Exercise
Transcribe each line exactly.

☆ ☆ ☆ ☆ ☆ ☆ ☆

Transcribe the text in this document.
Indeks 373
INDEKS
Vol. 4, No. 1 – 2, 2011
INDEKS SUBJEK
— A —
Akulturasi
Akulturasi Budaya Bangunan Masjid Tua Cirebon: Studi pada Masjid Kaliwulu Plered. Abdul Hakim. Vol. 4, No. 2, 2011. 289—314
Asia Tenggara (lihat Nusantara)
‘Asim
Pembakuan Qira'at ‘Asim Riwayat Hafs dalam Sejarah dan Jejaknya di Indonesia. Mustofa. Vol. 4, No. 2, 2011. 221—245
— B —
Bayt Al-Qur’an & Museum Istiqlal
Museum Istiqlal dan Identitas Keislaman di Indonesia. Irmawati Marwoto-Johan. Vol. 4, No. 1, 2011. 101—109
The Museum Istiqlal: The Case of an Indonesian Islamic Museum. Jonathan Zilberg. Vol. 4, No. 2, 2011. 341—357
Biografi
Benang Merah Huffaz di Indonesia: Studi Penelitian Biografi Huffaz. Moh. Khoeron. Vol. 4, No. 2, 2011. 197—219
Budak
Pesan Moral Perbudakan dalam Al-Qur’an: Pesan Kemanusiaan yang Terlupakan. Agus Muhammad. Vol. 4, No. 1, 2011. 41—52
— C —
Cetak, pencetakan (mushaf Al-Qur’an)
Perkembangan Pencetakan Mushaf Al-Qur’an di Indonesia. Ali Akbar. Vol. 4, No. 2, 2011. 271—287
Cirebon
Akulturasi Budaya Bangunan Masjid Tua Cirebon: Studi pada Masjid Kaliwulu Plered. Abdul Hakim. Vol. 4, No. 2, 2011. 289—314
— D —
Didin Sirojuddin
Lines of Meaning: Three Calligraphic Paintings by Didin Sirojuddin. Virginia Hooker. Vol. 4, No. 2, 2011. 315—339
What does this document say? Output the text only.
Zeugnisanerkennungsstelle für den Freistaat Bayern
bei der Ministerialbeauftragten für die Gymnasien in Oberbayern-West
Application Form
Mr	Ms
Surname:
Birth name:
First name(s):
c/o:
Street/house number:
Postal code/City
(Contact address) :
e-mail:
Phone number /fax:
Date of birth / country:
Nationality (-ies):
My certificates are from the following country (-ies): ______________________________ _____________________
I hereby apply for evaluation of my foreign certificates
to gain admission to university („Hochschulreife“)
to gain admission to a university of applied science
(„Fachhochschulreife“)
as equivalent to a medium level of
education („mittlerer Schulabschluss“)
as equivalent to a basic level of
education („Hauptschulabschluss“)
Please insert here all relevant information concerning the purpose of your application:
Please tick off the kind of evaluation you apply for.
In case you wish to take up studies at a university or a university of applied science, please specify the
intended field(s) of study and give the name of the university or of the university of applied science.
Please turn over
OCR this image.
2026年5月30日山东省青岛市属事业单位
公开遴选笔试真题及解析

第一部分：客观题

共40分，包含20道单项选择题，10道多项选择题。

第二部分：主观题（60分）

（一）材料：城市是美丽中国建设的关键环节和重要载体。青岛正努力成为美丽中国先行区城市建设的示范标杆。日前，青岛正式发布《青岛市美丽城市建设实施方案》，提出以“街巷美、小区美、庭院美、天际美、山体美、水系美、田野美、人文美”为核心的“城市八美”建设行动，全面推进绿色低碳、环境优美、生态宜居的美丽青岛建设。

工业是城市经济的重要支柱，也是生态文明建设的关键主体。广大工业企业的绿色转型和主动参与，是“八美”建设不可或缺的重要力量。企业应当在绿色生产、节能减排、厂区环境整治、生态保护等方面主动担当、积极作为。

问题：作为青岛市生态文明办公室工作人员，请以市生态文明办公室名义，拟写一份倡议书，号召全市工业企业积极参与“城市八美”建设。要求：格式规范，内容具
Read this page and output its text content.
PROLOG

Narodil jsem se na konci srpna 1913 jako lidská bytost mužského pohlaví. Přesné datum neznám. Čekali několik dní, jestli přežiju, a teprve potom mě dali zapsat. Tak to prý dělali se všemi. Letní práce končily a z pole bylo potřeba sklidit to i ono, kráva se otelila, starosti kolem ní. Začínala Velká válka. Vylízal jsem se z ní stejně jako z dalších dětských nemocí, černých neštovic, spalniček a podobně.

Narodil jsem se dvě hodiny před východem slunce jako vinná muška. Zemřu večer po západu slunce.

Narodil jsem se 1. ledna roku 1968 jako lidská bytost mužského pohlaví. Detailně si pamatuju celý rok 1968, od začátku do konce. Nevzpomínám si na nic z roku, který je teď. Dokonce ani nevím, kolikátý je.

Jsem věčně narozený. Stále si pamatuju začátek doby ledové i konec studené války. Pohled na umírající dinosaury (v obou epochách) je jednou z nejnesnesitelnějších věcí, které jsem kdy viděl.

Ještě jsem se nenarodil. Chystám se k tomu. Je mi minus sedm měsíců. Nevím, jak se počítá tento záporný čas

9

☆ ☆ ☆ ☆ ☆ ☆ ☆

Solution to this task
Transcribe the text in this document.
Indeks 373
INDEKS
Vol. 4, No. 1 – 2, 2011
INDEKS SUBJEK
— A —
Akulturasi
Akulturasi Budaya Bangunan Masjid Tua Cirebon: Studi pada Masjid Kaliwulu Plered. Abdul Hakim. Vol. 4, No. 2, 2011. 289—314
Asia Tenggara (lihat Nusantara)
‘Asim
Pembakuan Qira'at ‘Asim Riwayat Hafs dalam Sejarah dan Jejaknya di Indonesia. Mustofa. Vol. 4, No. 2, 2011. 221—245
— B —
Bayt Al-Qur’an & Museum Istiqlal
Museum Istiqlal dan Identitas Keislaman di Indonesia. Irmawati Marwoto-Johan. Vol. 4, No. 1, 2011. 101—109
The Museum Istiqlal: The Case of an Indonesian Islamic Museum. Jonathan Zilberg. Vol. 4, No. 2, 2011. 341—357
Biografi
Benang Merah Huffaz di Indonesia: Studi Penelitian Biografi Huffaz. Moh. Khoeron. Vol. 4, No. 2, 2011. 197—219
Budak
Pesan Moral Perbudakan dalam Al-Qur’an: Pesan Kemanusiaan yang Terlupakan. Agus Muhammad. Vol. 4, No. 1, 2011. 41—52
— C —
Cetak, pencetakan (mushaf Al-Qur’an)
Perkembangan Pencetakan Mushaf Al-Qur’an di Indonesia. Ali Akbar. Vol. 4, No. 2, 2011. 271—287
Cirebon
Akulturasi Budaya Bangunan Masjid Tua Cirebon: Studi pada Masjid Kaliwulu Plered. Abdul Hakim. Vol. 4, No. 2, 2011. 289—314
— D —
Didin Sirojuddin
Lines of Meaning: Three Calligraphic Paintings by Didin Sirojuddin. Virginia Hooker. Vol. 4, No. 2, 2011. 315—339
What does this document say? Output the text only.
Zeugnisanerkennungsstelle für den Freistaat Bayern
bei der Ministerialbeauftragten für die Gymnasien in Oberbayern-West
Application Form
Mr	Ms
Surname:
Birth name:
First name(s):
c/o:
Street/house number:
Postal code/City
(Contact address) :
e-mail:
Phone number /fax:
Date of birth / country:
Nationality (-ies):
My certificates are from the following country (-ies): ______________________________ _____________________
I hereby apply for evaluation of my foreign certificates
to gain admission to university („Hochschulreife“)
to gain admission to a university of applied science
(„Fachhochschulreife“)
as equivalent to a medium level of
education („mittlerer Schulabschluss“)
as equivalent to a basic level of
education („Hauptschulabschluss“)
Please insert here all relevant information concerning the purpose of your application:
Please tick off the kind of evaluation you apply for.
In case you wish to take up studies at a university or a university of applied science, please specify the
intended field(s) of study and give the name of the university or of the university of applied science.
Please turn over
OCR this image.
2026年5月30日山东省青岛市属事业单位
公开遴选笔试真题及解析

第一部分：客观题

共40分，包含20道单项选择题，10道多项选择题。

第二部分：主观题（60分）

（一）材料：城市是美丽中国建设的关键环节和重要载体。青岛正努力成为美丽中国先行区城市建设的示范标杆。日前，青岛正式发布《青岛市美丽城市建设实施方案》，提出以“街巷美、小区美、庭院美、天际美、山体美、水系美、田野美、人文美”为核心的“城市八美”建设行动，全面推进绿色低碳、环境优美、生态宜居的美丽青岛建设。

工业是城市经济的重要支柱，也是生态文明建设的关键主体。广大工业企业的绿色转型和主动参与，是“八美”建设不可或缺的重要力量。企业应当在绿色生产、节能减排、厂区环境整治、生态保护等方面主动担当、积极作为。

问题：作为青岛市生态文明办公室工作人员，请以市生态文明办公室名义，拟写一份倡议书，号召全市工业企业积极参与“城市八美”建设。要求：格式规范，内容具
Read this page and output its text content.
PROLOG

Narodil jsem se na konci srpna 1913 jako lidská bytost mužského pohlaví. Přesné datum neznám. Čekali několik dní, jestli přežiju, a teprve potom mě dali zapsat. Tak to prý dělali se všemi. Letní práce končily a z pole bylo potřeba sklidit to i ono, kráva se otelila, starosti kolem ní. Začínala Velká válka. Vylízal jsem se z ní stejně jako z dalších dětských nemocí, černých neštovic, spalniček a podobně.

Narodil jsem se dvě hodiny před východem slunce jako vinná muška. Zemřu večer po západu slunce.

Narodil jsem se 1. ledna roku 1968 jako lidská bytost mužského pohlaví. Detailně si pamatuju celý rok 1968, od začátku do konce. Nevzpomínám si na nic z roku, který je teď. Dokonce ani nevím, kolikátý je.

Jsem věčně narozený. Stále si pamatuju začátek doby ledové i konec studené války. Pohled na umírající dinosaury (v obou epochách) je jednou z nejnesnesitelnějších věcí, které jsem kdy viděl.

Ještě jsem se nenarodil. Chystám se k tomu. Je mi minus sedm měsíců. Nevím, jak se počítá tento záporný čas

9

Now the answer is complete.